Records that describe figures
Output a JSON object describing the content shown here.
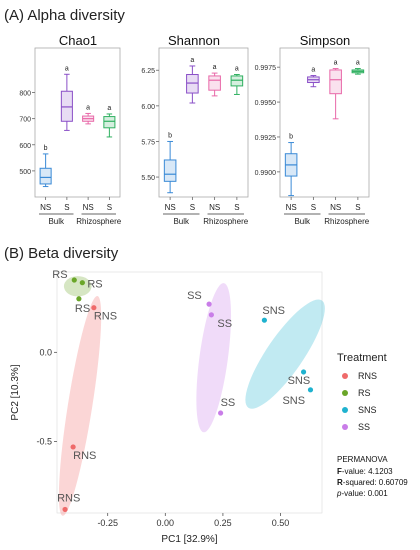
{
  "panel_a_title": "(A) Alpha diversity",
  "panel_b_title": "(B) Beta diversity",
  "colors": {
    "NS": "#3a8ad6",
    "S": "#8a4fc7",
    "RNS": "#e868a8",
    "RS": "#2fb060"
  },
  "chart_data": [
    {
      "type": "boxplot",
      "title": "Chao1",
      "ylim": [
        400,
        940
      ],
      "yticks": [
        500,
        600,
        700,
        800
      ],
      "ytick_labels": [
        "500",
        "600",
        "700",
        "800"
      ],
      "groups": [
        {
          "label": "NS",
          "parent": "Bulk",
          "color": "NS",
          "min": 440,
          "q1": 450,
          "median": 475,
          "q3": 510,
          "max": 565,
          "letter": "b"
        },
        {
          "label": "S",
          "parent": "Bulk",
          "color": "S",
          "min": 655,
          "q1": 690,
          "median": 745,
          "q3": 805,
          "max": 870,
          "letter": "a"
        },
        {
          "label": "NS",
          "parent": "Rhizosphere",
          "color": "RNS",
          "min": 680,
          "q1": 690,
          "median": 700,
          "q3": 710,
          "max": 720,
          "letter": "a"
        },
        {
          "label": "S",
          "parent": "Rhizosphere",
          "color": "RS",
          "min": 630,
          "q1": 665,
          "median": 690,
          "q3": 708,
          "max": 718,
          "letter": "a"
        }
      ],
      "group_labels": [
        "Bulk",
        "Rhizosphere"
      ]
    },
    {
      "type": "boxplot",
      "title": "Shannon",
      "ylim": [
        5.36,
        6.35
      ],
      "yticks": [
        5.5,
        5.75,
        6.0,
        6.25
      ],
      "ytick_labels": [
        "5.50",
        "5.75",
        "6.00",
        "6.25"
      ],
      "groups": [
        {
          "label": "NS",
          "parent": "Bulk",
          "color": "NS",
          "min": 5.39,
          "q1": 5.47,
          "median": 5.52,
          "q3": 5.62,
          "max": 5.75,
          "letter": "b"
        },
        {
          "label": "S",
          "parent": "Bulk",
          "color": "S",
          "min": 6.02,
          "q1": 6.09,
          "median": 6.16,
          "q3": 6.22,
          "max": 6.28,
          "letter": "a"
        },
        {
          "label": "NS",
          "parent": "Rhizosphere",
          "color": "RNS",
          "min": 6.07,
          "q1": 6.11,
          "median": 6.18,
          "q3": 6.21,
          "max": 6.23,
          "letter": "a"
        },
        {
          "label": "S",
          "parent": "Rhizosphere",
          "color": "RS",
          "min": 6.08,
          "q1": 6.14,
          "median": 6.18,
          "q3": 6.21,
          "max": 6.22,
          "letter": "a"
        }
      ],
      "group_labels": [
        "Bulk",
        "Rhizosphere"
      ]
    },
    {
      "type": "boxplot",
      "title": "Simpson",
      "ylim": [
        0.9882,
        0.9983
      ],
      "yticks": [
        0.99,
        0.9925,
        0.995,
        0.9975
      ],
      "ytick_labels": [
        "0.9900",
        "0.9925",
        "0.9950",
        "0.9975"
      ],
      "groups": [
        {
          "label": "NS",
          "parent": "Bulk",
          "color": "NS",
          "min": 0.9883,
          "q1": 0.9897,
          "median": 0.9905,
          "q3": 0.9913,
          "max": 0.9921,
          "letter": "b"
        },
        {
          "label": "S",
          "parent": "Bulk",
          "color": "S",
          "min": 0.9961,
          "q1": 0.9964,
          "median": 0.9966,
          "q3": 0.9968,
          "max": 0.9969,
          "letter": "a"
        },
        {
          "label": "NS",
          "parent": "Rhizosphere",
          "color": "RNS",
          "min": 0.9938,
          "q1": 0.9956,
          "median": 0.9966,
          "q3": 0.9973,
          "max": 0.9974,
          "letter": "a"
        },
        {
          "label": "S",
          "parent": "Rhizosphere",
          "color": "RS",
          "min": 0.997,
          "q1": 0.9971,
          "median": 0.9972,
          "q3": 0.9973,
          "max": 0.9974,
          "letter": "a"
        }
      ],
      "group_labels": [
        "Bulk",
        "Rhizosphere"
      ]
    },
    {
      "type": "scatter",
      "title": "",
      "xlabel": "PC1 [32.9%]",
      "ylabel": "PC2 [10.3%]",
      "xlim": [
        -0.47,
        0.68
      ],
      "ylim": [
        -0.9,
        0.45
      ],
      "xticks": [
        -0.25,
        0.0,
        0.25,
        0.5
      ],
      "xtick_labels": [
        "-0.25",
        "0.00",
        "0.25",
        "0.50"
      ],
      "yticks": [
        0.0,
        -0.5
      ],
      "ytick_labels": [
        "0.0",
        "-0.5"
      ],
      "grid": false,
      "legend_title": "Treatment",
      "legend_position": "right",
      "series": [
        {
          "name": "RNS",
          "color": "RNS",
          "points": [
            {
              "x": -0.31,
              "y": 0.25,
              "label": "RNS"
            },
            {
              "x": -0.4,
              "y": -0.53,
              "label": "RNS"
            },
            {
              "x": -0.435,
              "y": -0.88,
              "label": "RNS"
            }
          ]
        },
        {
          "name": "RS",
          "color": "RS",
          "points": [
            {
              "x": -0.395,
              "y": 0.405,
              "label": "RS"
            },
            {
              "x": -0.36,
              "y": 0.39,
              "label": "RS"
            },
            {
              "x": -0.375,
              "y": 0.3,
              "label": "RS"
            }
          ]
        },
        {
          "name": "SNS",
          "color": "SNS",
          "points": [
            {
              "x": 0.43,
              "y": 0.18,
              "label": "SNS"
            },
            {
              "x": 0.6,
              "y": -0.11,
              "label": "SNS"
            },
            {
              "x": 0.63,
              "y": -0.21,
              "label": "SNS"
            }
          ]
        },
        {
          "name": "SS",
          "color": "SS",
          "points": [
            {
              "x": 0.19,
              "y": 0.27,
              "label": "SS"
            },
            {
              "x": 0.2,
              "y": 0.21,
              "label": "SS"
            },
            {
              "x": 0.24,
              "y": -0.34,
              "label": "SS"
            }
          ]
        }
      ],
      "ellipses": [
        {
          "series": "RNS",
          "cx": -0.37,
          "cy": -0.3,
          "rx": 0.62,
          "ry": 0.06,
          "angle_deg": 83
        },
        {
          "series": "RS",
          "cx": -0.38,
          "cy": 0.37,
          "rx": 0.06,
          "ry": 0.05,
          "angle_deg": 0
        },
        {
          "series": "SS",
          "cx": 0.21,
          "cy": -0.03,
          "rx": 0.42,
          "ry": 0.07,
          "angle_deg": 84
        },
        {
          "series": "SNS",
          "cx": 0.52,
          "cy": -0.01,
          "rx": 0.34,
          "ry": 0.09,
          "angle_deg": 62
        }
      ],
      "stats_title": "PERMANOVA",
      "stats": [
        {
          "label": "F-value",
          "value": "4.1203"
        },
        {
          "label": "R-squared",
          "value": "0.60709"
        },
        {
          "label": "p-value",
          "value": "0.001"
        }
      ]
    }
  ],
  "legend_colors": {
    "RNS": "#ef6a6a",
    "RS": "#6aa628",
    "SNS": "#1fb2cf",
    "SS": "#c97de8"
  }
}
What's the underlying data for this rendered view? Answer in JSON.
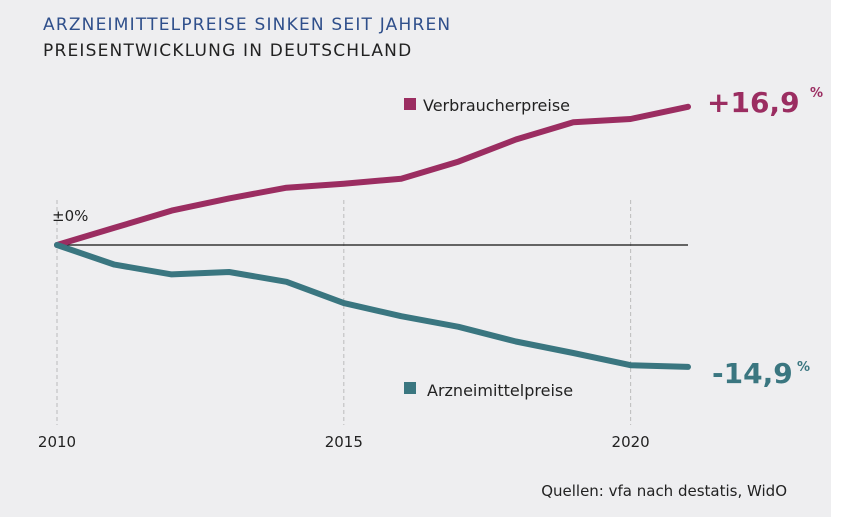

» **What the task requires**: Find the lines above that contain the word "JSON" and collect them.

» **Response below**:
Output a JSON object describing the content shown here.
What's the underlying data for this rendered view? Answer in JSON.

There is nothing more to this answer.